◆ **RECORDED DATA**:
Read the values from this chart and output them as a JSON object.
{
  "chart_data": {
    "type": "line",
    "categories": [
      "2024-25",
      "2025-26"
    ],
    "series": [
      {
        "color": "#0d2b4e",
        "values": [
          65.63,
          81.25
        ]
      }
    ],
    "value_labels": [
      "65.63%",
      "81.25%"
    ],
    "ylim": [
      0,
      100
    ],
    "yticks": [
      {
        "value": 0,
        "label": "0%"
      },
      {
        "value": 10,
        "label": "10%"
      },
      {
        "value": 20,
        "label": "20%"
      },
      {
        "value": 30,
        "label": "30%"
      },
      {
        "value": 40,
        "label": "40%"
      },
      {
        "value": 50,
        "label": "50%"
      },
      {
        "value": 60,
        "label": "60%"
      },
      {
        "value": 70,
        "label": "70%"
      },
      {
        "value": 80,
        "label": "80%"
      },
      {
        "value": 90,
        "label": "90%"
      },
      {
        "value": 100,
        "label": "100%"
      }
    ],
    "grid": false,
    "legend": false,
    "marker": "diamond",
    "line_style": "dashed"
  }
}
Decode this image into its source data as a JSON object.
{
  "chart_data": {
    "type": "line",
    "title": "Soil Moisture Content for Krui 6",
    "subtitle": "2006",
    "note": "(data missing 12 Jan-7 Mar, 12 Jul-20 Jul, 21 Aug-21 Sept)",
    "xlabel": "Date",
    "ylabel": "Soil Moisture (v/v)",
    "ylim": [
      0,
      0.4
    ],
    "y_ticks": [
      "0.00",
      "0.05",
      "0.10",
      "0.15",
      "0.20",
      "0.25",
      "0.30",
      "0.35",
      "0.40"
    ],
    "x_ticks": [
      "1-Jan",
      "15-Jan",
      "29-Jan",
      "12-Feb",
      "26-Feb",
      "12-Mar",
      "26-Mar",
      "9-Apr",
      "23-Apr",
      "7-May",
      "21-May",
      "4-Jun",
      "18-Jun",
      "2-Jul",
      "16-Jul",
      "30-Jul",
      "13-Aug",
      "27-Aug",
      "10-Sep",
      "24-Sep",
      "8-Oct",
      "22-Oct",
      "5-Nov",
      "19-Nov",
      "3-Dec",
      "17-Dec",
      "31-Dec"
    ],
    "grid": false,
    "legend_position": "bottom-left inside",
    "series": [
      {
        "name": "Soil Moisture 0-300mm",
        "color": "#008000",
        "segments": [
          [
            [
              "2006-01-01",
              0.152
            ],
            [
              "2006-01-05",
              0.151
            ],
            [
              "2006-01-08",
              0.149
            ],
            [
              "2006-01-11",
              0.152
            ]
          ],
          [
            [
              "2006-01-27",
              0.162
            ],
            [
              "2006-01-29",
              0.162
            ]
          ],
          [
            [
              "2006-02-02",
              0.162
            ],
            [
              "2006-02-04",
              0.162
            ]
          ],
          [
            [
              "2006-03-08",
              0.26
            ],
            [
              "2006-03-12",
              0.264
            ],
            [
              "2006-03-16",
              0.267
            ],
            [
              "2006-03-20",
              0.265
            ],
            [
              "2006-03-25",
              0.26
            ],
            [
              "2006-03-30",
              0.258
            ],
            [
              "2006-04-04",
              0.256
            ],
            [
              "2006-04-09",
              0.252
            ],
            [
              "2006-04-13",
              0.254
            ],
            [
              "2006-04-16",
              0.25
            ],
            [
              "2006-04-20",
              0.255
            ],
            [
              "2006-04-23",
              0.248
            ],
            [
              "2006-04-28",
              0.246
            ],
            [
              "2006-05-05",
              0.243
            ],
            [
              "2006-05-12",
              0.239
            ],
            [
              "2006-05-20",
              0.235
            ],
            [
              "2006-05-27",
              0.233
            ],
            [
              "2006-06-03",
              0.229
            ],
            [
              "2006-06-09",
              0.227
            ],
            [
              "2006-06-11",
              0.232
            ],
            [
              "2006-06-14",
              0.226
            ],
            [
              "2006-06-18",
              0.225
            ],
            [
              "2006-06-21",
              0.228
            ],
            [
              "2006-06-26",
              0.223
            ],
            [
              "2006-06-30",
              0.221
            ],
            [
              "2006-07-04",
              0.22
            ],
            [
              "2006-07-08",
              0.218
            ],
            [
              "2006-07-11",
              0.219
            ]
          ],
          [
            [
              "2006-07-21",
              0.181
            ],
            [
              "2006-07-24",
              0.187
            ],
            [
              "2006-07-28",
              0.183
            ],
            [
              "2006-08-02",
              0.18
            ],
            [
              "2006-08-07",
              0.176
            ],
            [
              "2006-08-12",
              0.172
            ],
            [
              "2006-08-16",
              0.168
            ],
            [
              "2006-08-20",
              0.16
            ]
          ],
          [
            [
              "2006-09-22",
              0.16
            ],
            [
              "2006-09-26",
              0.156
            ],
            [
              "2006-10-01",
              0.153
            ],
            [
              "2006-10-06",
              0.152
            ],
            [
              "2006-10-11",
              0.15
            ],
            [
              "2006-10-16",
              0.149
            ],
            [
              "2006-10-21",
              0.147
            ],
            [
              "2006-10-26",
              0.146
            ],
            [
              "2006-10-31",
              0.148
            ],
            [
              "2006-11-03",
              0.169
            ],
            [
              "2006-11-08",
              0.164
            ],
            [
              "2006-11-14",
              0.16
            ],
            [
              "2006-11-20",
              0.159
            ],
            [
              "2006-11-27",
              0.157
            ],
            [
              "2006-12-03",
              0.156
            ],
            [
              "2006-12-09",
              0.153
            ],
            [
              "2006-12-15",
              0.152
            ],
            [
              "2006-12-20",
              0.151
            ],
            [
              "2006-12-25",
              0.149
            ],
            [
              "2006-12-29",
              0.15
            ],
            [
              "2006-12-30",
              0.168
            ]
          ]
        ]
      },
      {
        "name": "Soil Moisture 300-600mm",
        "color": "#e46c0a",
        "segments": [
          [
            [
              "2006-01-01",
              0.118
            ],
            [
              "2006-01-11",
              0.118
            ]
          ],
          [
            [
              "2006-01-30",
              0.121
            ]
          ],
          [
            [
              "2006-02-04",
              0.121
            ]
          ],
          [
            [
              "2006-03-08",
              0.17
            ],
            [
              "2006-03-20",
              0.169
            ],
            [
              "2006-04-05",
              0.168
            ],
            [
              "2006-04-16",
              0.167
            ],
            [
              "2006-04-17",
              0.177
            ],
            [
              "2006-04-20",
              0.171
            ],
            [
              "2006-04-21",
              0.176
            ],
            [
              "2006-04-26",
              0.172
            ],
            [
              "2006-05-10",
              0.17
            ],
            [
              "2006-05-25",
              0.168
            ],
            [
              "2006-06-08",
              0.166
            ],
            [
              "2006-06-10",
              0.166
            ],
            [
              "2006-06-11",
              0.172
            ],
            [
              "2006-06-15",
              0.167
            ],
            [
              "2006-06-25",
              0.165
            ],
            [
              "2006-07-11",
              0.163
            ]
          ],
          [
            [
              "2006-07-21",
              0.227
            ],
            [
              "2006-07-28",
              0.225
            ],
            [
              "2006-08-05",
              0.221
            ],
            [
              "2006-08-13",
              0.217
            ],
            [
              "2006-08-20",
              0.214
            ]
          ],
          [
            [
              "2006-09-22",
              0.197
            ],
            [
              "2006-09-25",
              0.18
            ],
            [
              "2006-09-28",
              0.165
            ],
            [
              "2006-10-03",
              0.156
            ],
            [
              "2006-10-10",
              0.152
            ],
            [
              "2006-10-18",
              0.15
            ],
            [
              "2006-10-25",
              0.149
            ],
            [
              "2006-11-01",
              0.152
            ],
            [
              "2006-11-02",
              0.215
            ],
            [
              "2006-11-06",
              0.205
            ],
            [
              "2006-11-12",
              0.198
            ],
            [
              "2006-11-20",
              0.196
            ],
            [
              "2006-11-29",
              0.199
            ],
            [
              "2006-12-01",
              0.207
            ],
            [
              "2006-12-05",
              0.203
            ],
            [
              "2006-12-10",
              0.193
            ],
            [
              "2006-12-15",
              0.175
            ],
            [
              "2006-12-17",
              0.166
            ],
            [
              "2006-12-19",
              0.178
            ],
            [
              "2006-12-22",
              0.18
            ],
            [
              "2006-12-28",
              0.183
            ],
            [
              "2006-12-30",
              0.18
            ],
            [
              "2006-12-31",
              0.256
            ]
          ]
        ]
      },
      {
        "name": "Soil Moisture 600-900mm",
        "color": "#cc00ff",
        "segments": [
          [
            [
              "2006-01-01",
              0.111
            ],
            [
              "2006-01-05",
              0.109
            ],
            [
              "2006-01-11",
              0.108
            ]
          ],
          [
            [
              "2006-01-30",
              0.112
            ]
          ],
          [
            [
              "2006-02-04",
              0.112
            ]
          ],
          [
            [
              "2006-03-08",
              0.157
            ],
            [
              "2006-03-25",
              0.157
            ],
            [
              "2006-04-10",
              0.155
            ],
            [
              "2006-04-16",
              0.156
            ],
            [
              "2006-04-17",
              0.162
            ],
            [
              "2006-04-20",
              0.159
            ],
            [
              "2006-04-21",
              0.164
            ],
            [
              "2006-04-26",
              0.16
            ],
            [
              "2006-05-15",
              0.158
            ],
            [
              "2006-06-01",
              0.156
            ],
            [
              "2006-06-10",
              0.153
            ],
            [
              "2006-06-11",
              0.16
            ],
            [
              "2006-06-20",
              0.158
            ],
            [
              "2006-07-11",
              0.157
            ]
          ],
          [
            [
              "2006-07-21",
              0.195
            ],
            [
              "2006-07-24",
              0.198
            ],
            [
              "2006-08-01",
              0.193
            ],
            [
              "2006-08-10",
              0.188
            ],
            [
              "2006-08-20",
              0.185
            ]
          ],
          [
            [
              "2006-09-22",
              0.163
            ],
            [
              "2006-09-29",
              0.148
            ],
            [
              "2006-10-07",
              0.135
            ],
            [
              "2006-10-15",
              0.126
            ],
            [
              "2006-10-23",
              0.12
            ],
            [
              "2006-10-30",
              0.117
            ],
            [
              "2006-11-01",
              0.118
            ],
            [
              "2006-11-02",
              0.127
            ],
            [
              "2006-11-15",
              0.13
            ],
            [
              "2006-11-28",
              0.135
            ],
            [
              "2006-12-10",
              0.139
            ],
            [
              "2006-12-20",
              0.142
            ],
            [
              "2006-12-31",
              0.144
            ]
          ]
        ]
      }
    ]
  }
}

◆ **YOUR GOAL**: Count how many lines of the material hold the string "Moisture". Give the number and nothing more.

◆ **COMPLETE RESPONSE**: 5